▸ **Exercise objective**
All entries must be repeated exactly; do not include the pictures.

▸ **Data excerpts**
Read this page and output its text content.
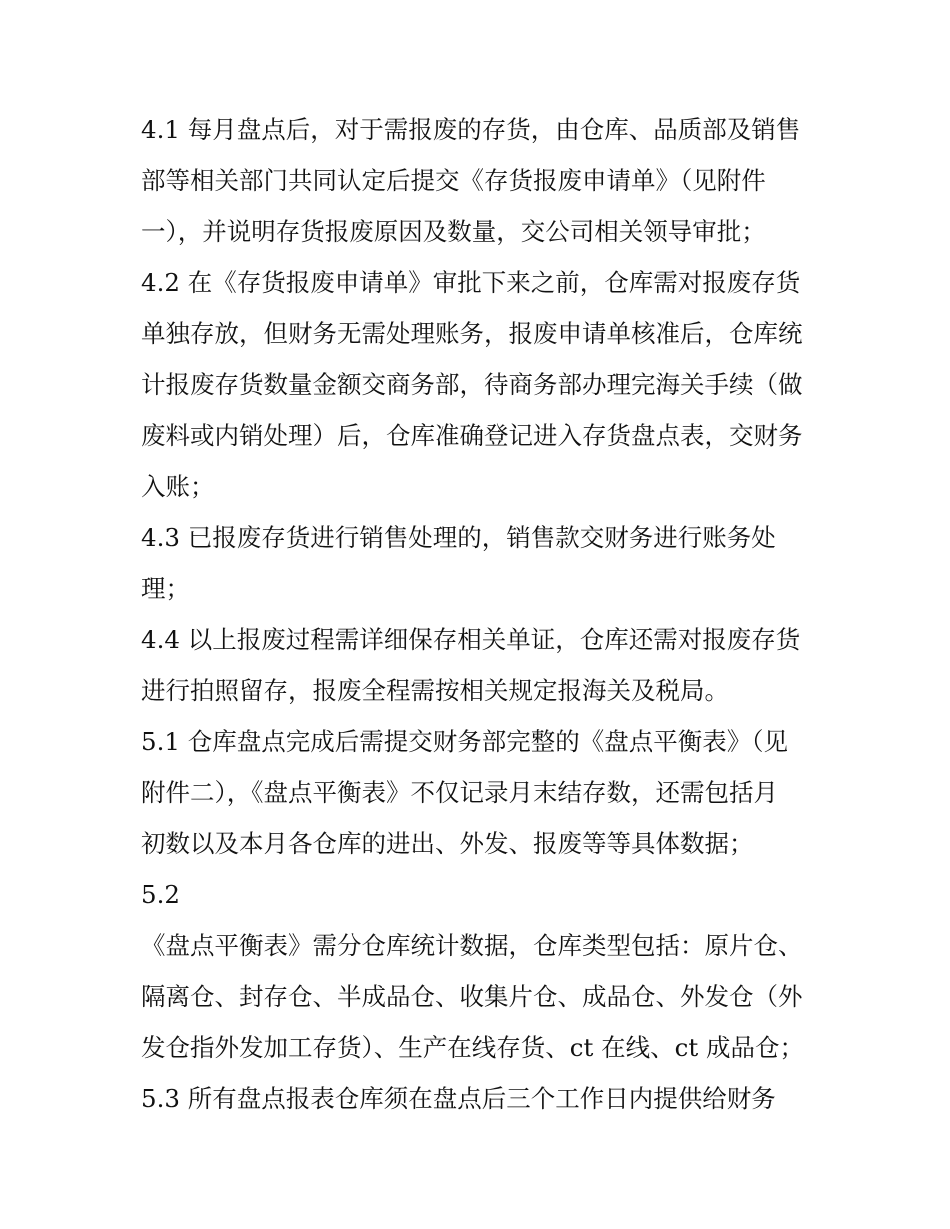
4.1 每月盘点后，对于需报废的存货，由仓库、品质部及销售
部等相关部门共同认定后提交《存货报废申请单》（见附件
一），并说明存货报废原因及数量，交公司相关领导审批；
4.2 在《存货报废申请单》审批下来之前，仓库需对报废存货
单独存放，但财务无需处理账务，报废申请单核准后，仓库统
计报废存货数量金额交商务部，待商务部办理完海关手续（做
废料或内销处理）后，仓库准确登记进入存货盘点表，交财务
入账；
4.3 已报废存货进行销售处理的，销售款交财务进行账务处
理；
4.4 以上报废过程需详细保存相关单证，仓库还需对报废存货
进行拍照留存，报废全程需按相关规定报海关及税局。
5.1 仓库盘点完成后需提交财务部完整的《盘点平衡表》（见
附件二），《盘点平衡表》不仅记录月末结存数，还需包括月
初数以及本月各仓库的进出、外发、报废等等具体数据；
5.2
《盘点平衡表》需分仓库统计数据，仓库类型包括：原片仓、
隔离仓、封存仓、半成品仓、收集片仓、成品仓、外发仓（外
发仓指外发加工存货）、生产在线存货、ct 在线、ct 成品仓；
5.3 所有盘点报表仓库须在盘点后三个工作日内提供给财务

▸ **Finished exercise**
Read this page and output its text content.
4.1 每月盘点后，对于需报废的存货，由仓库、品质部及销售
部等相关部门共同认定后提交《存货报废申请单》（见附件
一），并说明存货报废原因及数量，交公司相关领导审批；
4.2 在《存货报废申请单》审批下来之前，仓库需对报废存货
单独存放，但财务无需处理账务，报废申请单核准后，仓库统
计报废存货数量金额交商务部，待商务部办理完海关手续（做
废料或内销处理）后，仓库准确登记进入存货盘点表，交财务
入账；
4.3 已报废存货进行销售处理的，销售款交财务进行账务处
理；
4.4 以上报废过程需详细保存相关单证，仓库还需对报废存货
进行拍照留存，报废全程需按相关规定报海关及税局。
5.1 仓库盘点完成后需提交财务部完整的《盘点平衡表》（见
附件二），《盘点平衡表》不仅记录月末结存数，还需包括月
初数以及本月各仓库的进出、外发、报废等等具体数据；
5.2
《盘点平衡表》需分仓库统计数据，仓库类型包括：原片仓、
隔离仓、封存仓、半成品仓、收集片仓、成品仓、外发仓（外
发仓指外发加工存货）、生产在线存货、ct 在线、ct 成品仓；
5.3 所有盘点报表仓库须在盘点后三个工作日内提供给财务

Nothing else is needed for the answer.